====== Source excerpt
To reduce sodium content of this dish:
  • Place salted plums in a small bowl with some water, and set aside for 10 minutes, to rid of excess salt. Then use as described above.
  • Fill a saucepan with some water, and bring to a boil over medium heat. Put in the salted mustard greens, and let boil gently for about 5 minutes. Turn off heat, discard the water, and squeeze the salted mustard greens to remove excess water. Then, prepare and use as described above. Alternatively, simply soak the salted mustard greens in some water, set aside for 10 minutes, drain and set aside.
To make shallot oil (makes slightly less than 1/4 cup):
  • Peel 8 to 10 shallots (or quantity of your choice), and slice thinly. Using your fingers, rub the slices to separate the rings or layers, into individual slices – this will allow for much more even frying.
============
====== Extracted information
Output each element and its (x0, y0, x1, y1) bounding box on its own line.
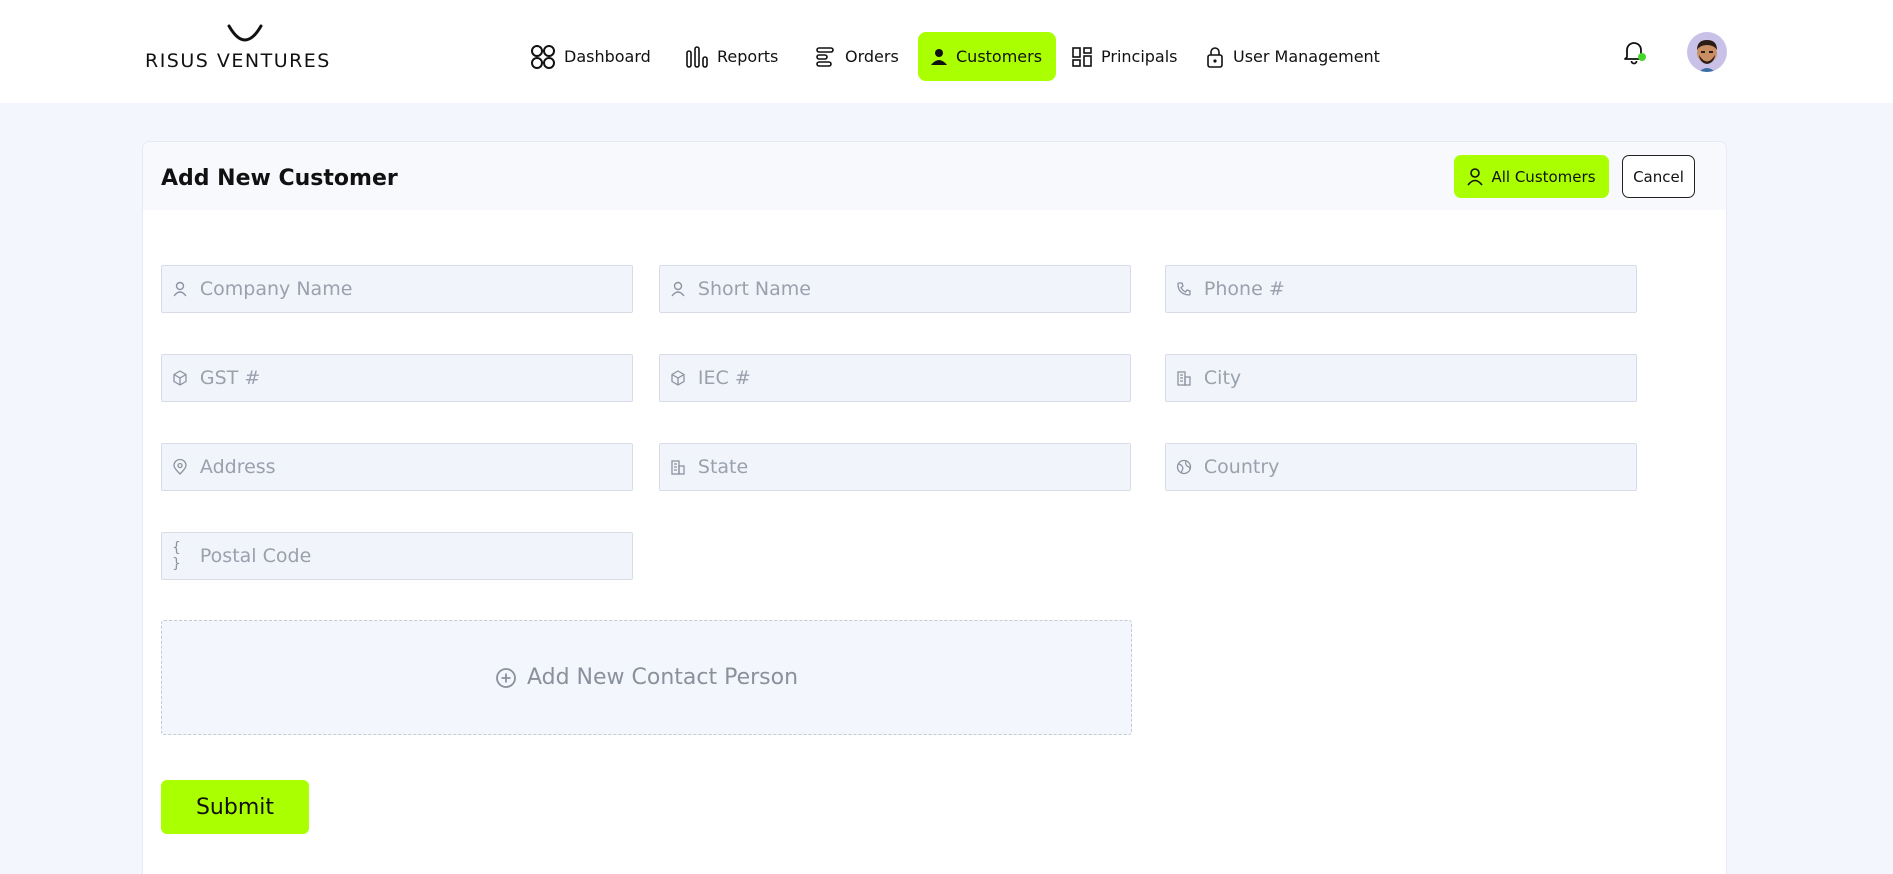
add-customer-card: Add New Customer All Customers Cancel Co… (142, 141, 1727, 874)
brand-logo[interactable]: RISUS VENTURES (145, 24, 345, 74)
state-field[interactable] (659, 443, 1131, 491)
submit-button[interactable]: Submit (161, 780, 309, 834)
address-field[interactable] (161, 443, 633, 491)
nav-customers[interactable]: Customers (918, 32, 1056, 81)
phone-field[interactable] (1165, 265, 1637, 313)
building-icon (670, 458, 687, 476)
add-contact-person-button[interactable]: Add New Contact Person (161, 620, 1132, 735)
globe-icon (1176, 458, 1193, 476)
customer-icon (931, 48, 947, 65)
short-name-input[interactable] (697, 266, 1130, 312)
gst-field[interactable] (161, 354, 633, 402)
top-navigation-bar: RISUS VENTURES Dashboard Reports Orders (0, 0, 1893, 103)
cancel-button[interactable]: Cancel (1622, 155, 1695, 198)
nav-reports[interactable]: Reports (673, 32, 790, 81)
building-icon (1176, 369, 1193, 387)
avatar-face-icon (1697, 40, 1717, 72)
box-icon (172, 369, 189, 387)
user-avatar[interactable] (1687, 32, 1727, 72)
postal-code-field[interactable]: { } (161, 532, 633, 580)
reports-icon (686, 45, 708, 68)
plus-circle-icon (496, 667, 516, 688)
brand-name: RISUS VENTURES (145, 50, 331, 72)
iec-input[interactable] (697, 355, 1130, 401)
all-customers-button[interactable]: All Customers (1454, 155, 1609, 198)
iec-field[interactable] (659, 354, 1131, 402)
user-icon (172, 280, 189, 298)
postal-code-input[interactable] (199, 533, 632, 579)
nav-customers-label: Customers (956, 47, 1043, 66)
company-name-input[interactable] (199, 266, 632, 312)
nav-principals-label: Principals (1101, 47, 1178, 66)
gst-input[interactable] (199, 355, 632, 401)
short-name-field[interactable] (659, 265, 1131, 313)
phone-icon (1176, 280, 1193, 298)
nav-dashboard-label: Dashboard (564, 47, 651, 66)
lock-icon (1207, 46, 1223, 68)
card-header: Add New Customer All Customers Cancel (143, 142, 1726, 210)
user-icon (1467, 167, 1484, 186)
phone-input[interactable] (1203, 266, 1636, 312)
braces-icon: { } (172, 540, 181, 572)
state-input[interactable] (697, 444, 1130, 490)
page-title: Add New Customer (161, 166, 398, 191)
principals-icon (1072, 46, 1092, 67)
nav-reports-label: Reports (717, 47, 779, 66)
location-pin-icon (172, 458, 189, 476)
nav-dashboard[interactable]: Dashboard (518, 32, 663, 81)
add-contact-label: Add New Contact Person (526, 665, 799, 690)
bell-icon[interactable] (1620, 38, 1648, 66)
country-field[interactable] (1165, 443, 1637, 491)
country-input[interactable] (1203, 444, 1636, 490)
address-input[interactable] (199, 444, 632, 490)
box-icon (670, 369, 687, 387)
city-input[interactable] (1203, 355, 1636, 401)
user-icon (670, 280, 687, 298)
nav-orders-label: Orders (845, 47, 899, 66)
nav-orders[interactable]: Orders (803, 32, 911, 81)
all-customers-label: All Customers (1491, 167, 1596, 186)
city-field[interactable] (1165, 354, 1637, 402)
dashboard-icon (531, 44, 555, 69)
nav-user-management-label: User Management (1233, 47, 1380, 66)
nav-user-management[interactable]: User Management (1193, 32, 1392, 81)
logo-smile-icon (227, 24, 263, 42)
nav-principals[interactable]: Principals (1059, 32, 1190, 81)
orders-icon (816, 46, 834, 67)
company-name-field[interactable] (161, 265, 633, 313)
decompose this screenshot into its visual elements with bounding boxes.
============
## Directions for this task
Write out, word for word, the passage of the recipe notes that opens with the words containing "To reduce sodium" and closes with "more even frying.". The data has nothing to do with the recipe notes.

## Exercise output
To reduce sodium content of this dish:
  • Place salted plums in a small bowl with some water, and set aside for 10 minutes, to rid of excess salt. Then use as described above.
  • Fill a saucepan with some water, and bring to a boil over medium heat. Put in the salted mustard greens, and let boil gently for about 5 minutes. Turn off heat, discard the water, and squeeze the salted mustard greens to remove excess water. Then, prepare and use as described above. Alternatively, simply soak the salted mustard greens in some water, set aside for 10 minutes, drain and set aside.
To make shallot oil (makes slightly less than 1/4 cup):
  • Peel 8 to 10 shallots (or quantity of your choice), and slice thinly. Using your fingers, rub the slices to separate the rings or layers, into individual slices – this will allow for much more even frying.